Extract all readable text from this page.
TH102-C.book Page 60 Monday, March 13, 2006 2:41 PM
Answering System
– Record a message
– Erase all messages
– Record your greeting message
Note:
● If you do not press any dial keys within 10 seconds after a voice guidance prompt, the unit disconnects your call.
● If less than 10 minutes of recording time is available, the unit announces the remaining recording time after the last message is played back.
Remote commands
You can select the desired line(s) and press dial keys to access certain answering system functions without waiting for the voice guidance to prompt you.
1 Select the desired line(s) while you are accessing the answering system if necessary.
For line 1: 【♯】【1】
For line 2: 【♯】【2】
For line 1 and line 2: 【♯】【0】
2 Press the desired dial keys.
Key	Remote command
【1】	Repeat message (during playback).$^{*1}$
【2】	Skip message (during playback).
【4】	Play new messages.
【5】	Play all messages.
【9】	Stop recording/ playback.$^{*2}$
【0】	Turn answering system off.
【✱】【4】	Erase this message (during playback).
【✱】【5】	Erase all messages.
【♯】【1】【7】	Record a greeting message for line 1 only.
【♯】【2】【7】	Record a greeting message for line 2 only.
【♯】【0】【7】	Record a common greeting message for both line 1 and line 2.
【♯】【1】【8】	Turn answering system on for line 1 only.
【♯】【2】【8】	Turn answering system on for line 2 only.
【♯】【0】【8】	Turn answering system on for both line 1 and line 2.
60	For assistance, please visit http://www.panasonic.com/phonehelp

==

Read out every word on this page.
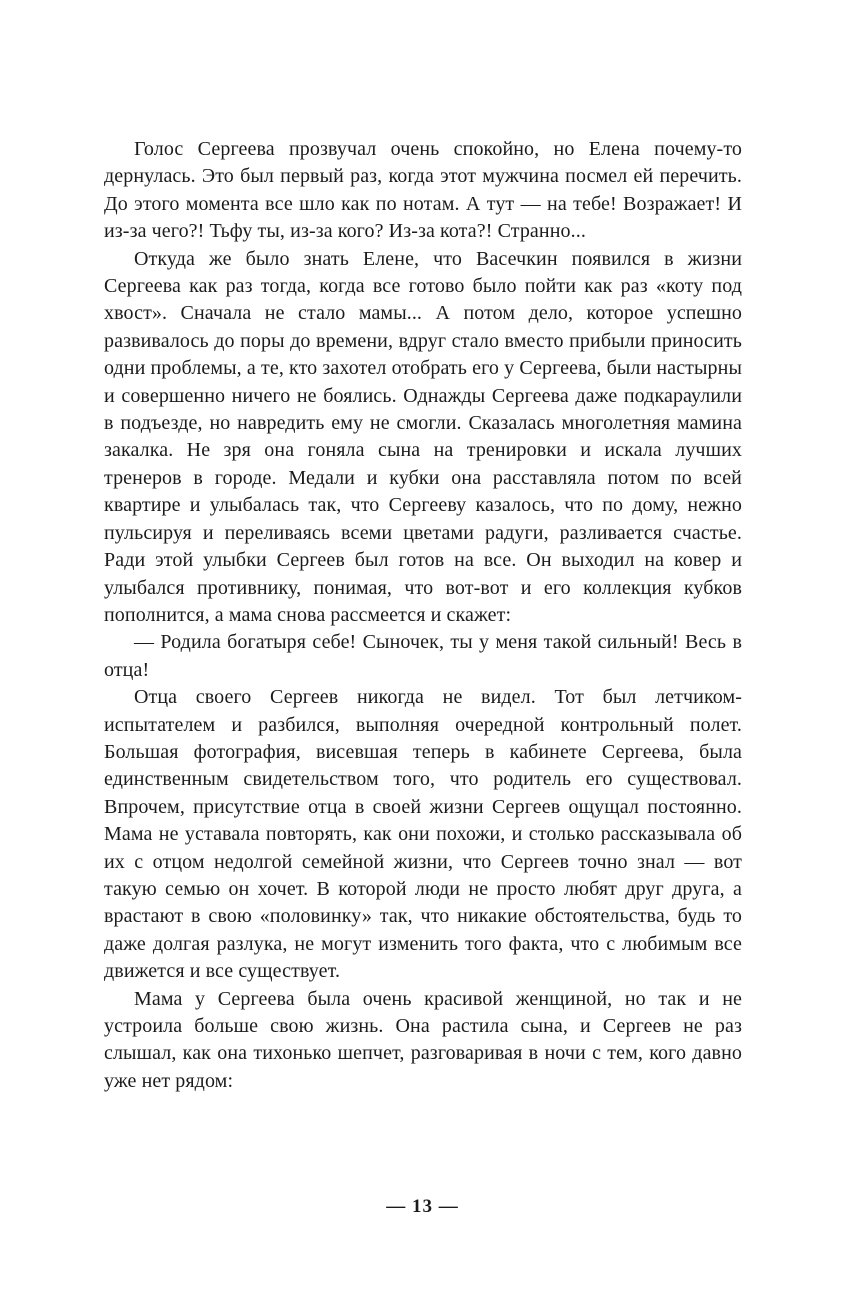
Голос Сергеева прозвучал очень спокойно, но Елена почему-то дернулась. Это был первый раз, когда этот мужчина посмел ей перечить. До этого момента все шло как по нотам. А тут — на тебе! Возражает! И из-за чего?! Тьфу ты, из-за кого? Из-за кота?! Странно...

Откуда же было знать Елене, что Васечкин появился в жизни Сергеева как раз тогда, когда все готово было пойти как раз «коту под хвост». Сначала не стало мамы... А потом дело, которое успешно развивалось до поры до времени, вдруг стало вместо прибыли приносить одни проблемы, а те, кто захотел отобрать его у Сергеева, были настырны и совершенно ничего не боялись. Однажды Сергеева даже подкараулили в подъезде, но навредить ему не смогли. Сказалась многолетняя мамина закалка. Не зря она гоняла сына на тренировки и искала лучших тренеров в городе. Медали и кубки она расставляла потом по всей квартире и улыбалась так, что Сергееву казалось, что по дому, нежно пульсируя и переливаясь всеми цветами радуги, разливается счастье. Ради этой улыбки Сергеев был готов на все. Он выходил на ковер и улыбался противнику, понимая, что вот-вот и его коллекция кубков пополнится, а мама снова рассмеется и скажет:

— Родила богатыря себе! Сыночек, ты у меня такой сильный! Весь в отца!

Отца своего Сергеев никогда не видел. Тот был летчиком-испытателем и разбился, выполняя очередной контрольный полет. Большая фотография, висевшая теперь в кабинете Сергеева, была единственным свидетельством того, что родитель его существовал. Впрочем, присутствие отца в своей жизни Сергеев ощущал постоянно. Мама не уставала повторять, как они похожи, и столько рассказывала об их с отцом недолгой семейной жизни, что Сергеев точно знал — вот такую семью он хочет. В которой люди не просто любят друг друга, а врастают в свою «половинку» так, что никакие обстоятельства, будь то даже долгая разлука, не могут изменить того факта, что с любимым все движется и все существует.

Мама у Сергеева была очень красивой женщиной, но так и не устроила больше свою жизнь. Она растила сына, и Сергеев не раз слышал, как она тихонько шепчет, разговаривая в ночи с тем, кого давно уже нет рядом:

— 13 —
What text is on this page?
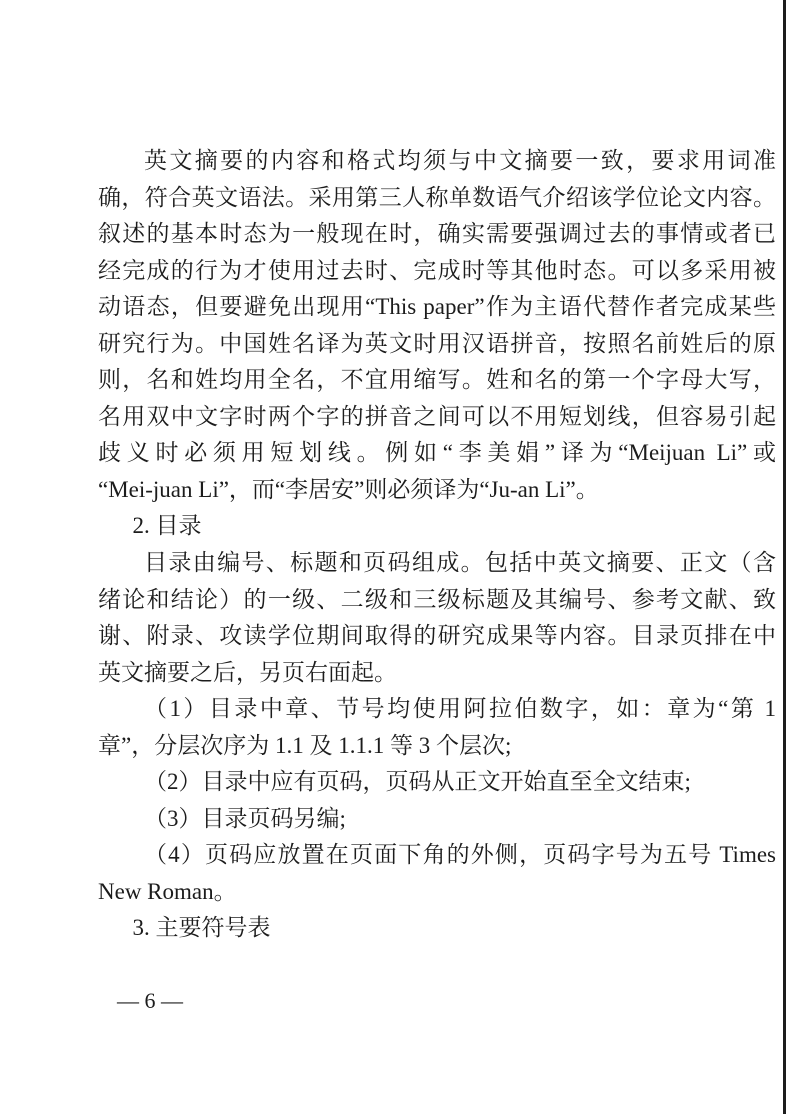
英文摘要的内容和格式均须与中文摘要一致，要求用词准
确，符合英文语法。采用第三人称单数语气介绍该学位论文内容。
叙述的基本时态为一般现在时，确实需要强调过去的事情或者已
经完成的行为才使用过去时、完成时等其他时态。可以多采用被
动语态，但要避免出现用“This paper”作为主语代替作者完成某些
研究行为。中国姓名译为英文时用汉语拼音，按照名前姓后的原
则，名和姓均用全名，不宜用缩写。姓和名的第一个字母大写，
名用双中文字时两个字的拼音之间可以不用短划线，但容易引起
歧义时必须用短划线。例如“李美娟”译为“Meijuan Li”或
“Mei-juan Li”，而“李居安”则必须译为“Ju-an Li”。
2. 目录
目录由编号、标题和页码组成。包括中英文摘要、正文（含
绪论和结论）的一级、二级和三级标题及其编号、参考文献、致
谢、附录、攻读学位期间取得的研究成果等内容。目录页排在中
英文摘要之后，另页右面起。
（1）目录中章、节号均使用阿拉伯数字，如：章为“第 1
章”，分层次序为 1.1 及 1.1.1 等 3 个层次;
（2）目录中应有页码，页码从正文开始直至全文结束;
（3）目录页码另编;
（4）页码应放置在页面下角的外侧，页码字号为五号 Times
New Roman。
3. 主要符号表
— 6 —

> [PROBLEM] What is the number of lines in the records that contain "messages"? Give that number only.

> [RESULT FOR THIS EXERCISE] 4